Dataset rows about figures
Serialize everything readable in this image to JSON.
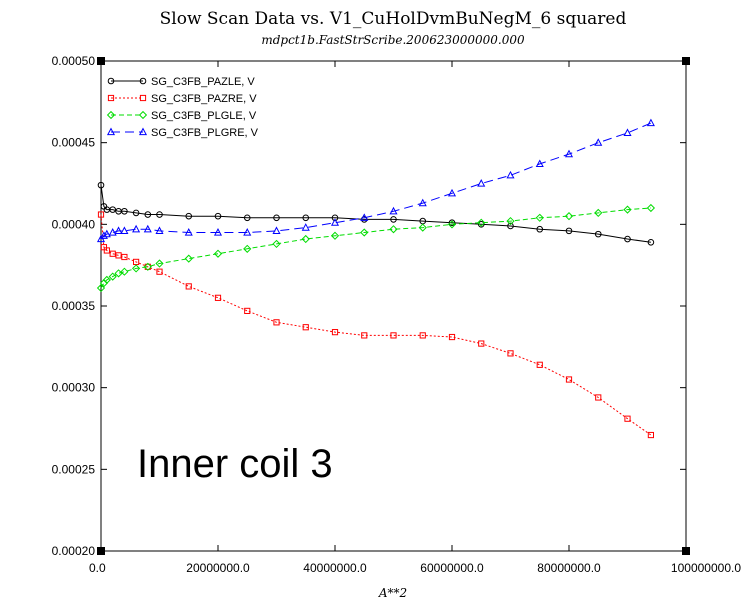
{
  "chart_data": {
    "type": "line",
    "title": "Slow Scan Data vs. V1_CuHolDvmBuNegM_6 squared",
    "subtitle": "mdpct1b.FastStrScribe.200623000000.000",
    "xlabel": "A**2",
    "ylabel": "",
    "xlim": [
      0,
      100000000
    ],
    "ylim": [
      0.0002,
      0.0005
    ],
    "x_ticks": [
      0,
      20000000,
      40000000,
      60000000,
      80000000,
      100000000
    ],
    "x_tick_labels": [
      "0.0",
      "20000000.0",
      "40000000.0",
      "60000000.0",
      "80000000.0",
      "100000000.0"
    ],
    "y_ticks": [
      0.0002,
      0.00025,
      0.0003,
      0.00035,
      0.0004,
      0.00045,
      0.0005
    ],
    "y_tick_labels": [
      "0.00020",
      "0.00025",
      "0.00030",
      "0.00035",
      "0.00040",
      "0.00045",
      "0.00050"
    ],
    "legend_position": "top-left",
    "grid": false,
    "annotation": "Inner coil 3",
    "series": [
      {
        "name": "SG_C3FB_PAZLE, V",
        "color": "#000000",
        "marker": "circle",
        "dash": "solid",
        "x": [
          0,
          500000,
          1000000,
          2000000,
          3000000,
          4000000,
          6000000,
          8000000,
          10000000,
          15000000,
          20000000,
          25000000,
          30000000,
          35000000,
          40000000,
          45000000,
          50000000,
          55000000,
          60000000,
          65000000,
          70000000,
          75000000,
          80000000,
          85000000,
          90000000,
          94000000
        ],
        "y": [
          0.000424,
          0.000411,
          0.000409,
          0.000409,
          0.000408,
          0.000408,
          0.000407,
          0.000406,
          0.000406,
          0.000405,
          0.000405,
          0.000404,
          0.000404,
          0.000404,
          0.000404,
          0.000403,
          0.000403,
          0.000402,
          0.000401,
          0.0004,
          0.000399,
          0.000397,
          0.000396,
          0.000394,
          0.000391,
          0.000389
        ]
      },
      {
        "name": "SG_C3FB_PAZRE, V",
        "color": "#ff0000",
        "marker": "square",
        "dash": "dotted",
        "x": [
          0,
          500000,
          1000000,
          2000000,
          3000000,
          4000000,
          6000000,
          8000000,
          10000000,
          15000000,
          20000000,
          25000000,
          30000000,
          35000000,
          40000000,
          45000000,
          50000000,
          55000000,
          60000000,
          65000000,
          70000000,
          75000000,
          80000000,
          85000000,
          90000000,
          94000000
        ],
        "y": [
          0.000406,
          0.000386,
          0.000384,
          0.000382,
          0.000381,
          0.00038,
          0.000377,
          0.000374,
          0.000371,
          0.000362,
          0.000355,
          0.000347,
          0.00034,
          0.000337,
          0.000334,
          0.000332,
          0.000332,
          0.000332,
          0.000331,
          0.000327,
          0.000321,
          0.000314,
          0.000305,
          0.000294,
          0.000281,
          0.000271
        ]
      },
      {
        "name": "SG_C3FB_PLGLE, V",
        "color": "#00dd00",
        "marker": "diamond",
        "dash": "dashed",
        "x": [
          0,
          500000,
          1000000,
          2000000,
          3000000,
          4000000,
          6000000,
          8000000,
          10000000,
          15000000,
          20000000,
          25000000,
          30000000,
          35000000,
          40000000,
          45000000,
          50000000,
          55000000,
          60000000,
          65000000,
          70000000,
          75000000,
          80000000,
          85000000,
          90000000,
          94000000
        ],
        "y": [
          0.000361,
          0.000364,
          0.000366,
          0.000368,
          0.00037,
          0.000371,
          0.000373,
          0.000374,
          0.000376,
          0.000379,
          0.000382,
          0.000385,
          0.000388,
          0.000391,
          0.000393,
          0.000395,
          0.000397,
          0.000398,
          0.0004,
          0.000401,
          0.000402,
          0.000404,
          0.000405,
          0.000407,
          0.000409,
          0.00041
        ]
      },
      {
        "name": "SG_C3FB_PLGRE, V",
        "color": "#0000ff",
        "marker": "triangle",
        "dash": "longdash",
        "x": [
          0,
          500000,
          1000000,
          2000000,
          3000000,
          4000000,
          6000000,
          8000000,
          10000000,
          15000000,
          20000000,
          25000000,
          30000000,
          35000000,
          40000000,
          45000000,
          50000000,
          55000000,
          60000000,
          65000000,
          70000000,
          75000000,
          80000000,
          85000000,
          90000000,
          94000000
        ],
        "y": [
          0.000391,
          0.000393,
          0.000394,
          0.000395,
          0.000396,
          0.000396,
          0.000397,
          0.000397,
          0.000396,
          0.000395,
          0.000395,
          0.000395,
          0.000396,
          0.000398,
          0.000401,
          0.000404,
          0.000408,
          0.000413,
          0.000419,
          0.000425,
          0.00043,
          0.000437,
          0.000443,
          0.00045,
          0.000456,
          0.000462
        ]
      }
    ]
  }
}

--

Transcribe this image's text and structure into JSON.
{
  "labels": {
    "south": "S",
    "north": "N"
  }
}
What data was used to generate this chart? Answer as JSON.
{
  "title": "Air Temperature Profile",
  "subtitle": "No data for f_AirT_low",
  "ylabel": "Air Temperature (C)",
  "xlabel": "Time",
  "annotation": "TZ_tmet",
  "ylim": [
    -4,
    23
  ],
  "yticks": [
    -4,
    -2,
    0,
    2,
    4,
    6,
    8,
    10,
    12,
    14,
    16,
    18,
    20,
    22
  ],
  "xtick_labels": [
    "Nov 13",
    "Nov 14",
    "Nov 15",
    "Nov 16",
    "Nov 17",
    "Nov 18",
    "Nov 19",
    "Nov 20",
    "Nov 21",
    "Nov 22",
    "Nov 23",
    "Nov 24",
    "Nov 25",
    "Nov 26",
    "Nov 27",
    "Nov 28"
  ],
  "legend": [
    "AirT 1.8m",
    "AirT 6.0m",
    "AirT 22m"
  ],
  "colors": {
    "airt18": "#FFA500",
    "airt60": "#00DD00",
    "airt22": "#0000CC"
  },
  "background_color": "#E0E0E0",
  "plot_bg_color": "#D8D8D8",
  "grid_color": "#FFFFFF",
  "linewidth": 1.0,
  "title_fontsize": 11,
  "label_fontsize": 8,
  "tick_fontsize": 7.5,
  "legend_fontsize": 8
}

*TASK STATEMENT*
Copy each line from the records above that includes the string "name".

*ANSWER TO THE TASK*
        "name": "SG_C3FB_PAZLE, V",
        "name": "SG_C3FB_PAZRE, V",
        "name": "SG_C3FB_PLGLE, V",
        "name": "SG_C3FB_PLGRE, V",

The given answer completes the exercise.